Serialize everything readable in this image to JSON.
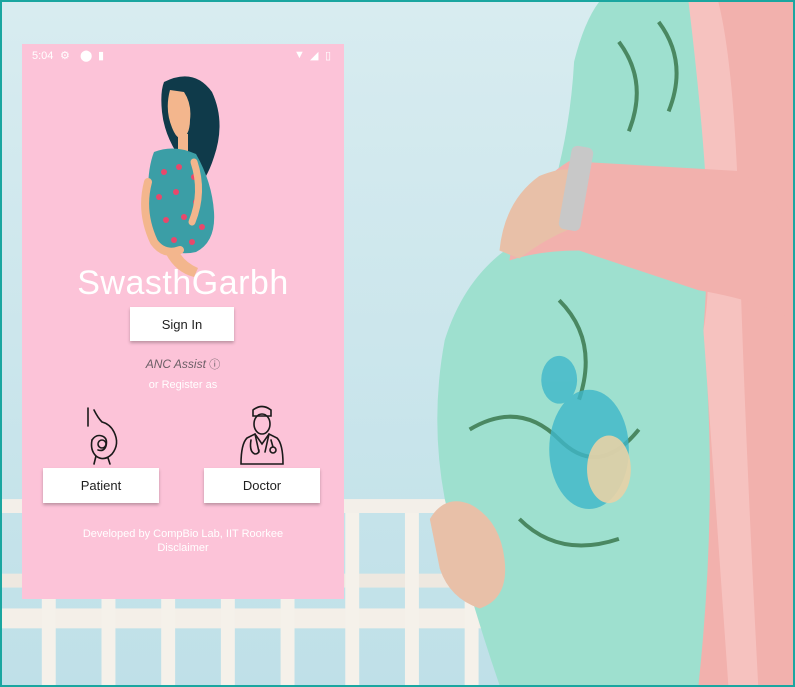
{
  "status_bar": {
    "time": "5:04",
    "left_icons": [
      "gear-icon",
      "shield-icon",
      "sd-card-icon"
    ],
    "right_icons": [
      "wifi-icon",
      "signal-icon",
      "battery-icon"
    ]
  },
  "app": {
    "title": "SwasthGarbh",
    "sign_in_label": "Sign In",
    "anc_assist_label": "ANC Assist",
    "anc_info_glyph": "ⓘ",
    "register_text": "or Register as",
    "patient_label": "Patient",
    "doctor_label": "Doctor",
    "developed_by": "Developed by CompBio Lab, IIT Roorkee",
    "disclaimer": "Disclaimer"
  },
  "colors": {
    "phone_background": "#fcc3d8",
    "frame_border": "#1aa6a0",
    "dress": "#9ee0cf",
    "cardigan": "#f2b1ad"
  }
}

####################

Given instruction: Your task is to set down the records shown above exactly, minus any pictures.

Correct output:
Serialize everything readable in this image to JSON.
{
  "status_bar": {
    "time": "5:04",
    "left_icons": [
      "gear-icon",
      "shield-icon",
      "sd-card-icon"
    ],
    "right_icons": [
      "wifi-icon",
      "signal-icon",
      "battery-icon"
    ]
  },
  "app": {
    "title": "SwasthGarbh",
    "sign_in_label": "Sign In",
    "anc_assist_label": "ANC Assist",
    "anc_info_glyph": "ⓘ",
    "register_text": "or Register as",
    "patient_label": "Patient",
    "doctor_label": "Doctor",
    "developed_by": "Developed by CompBio Lab, IIT Roorkee",
    "disclaimer": "Disclaimer"
  },
  "colors": {
    "phone_background": "#fcc3d8",
    "frame_border": "#1aa6a0",
    "dress": "#9ee0cf",
    "cardigan": "#f2b1ad"
  }
}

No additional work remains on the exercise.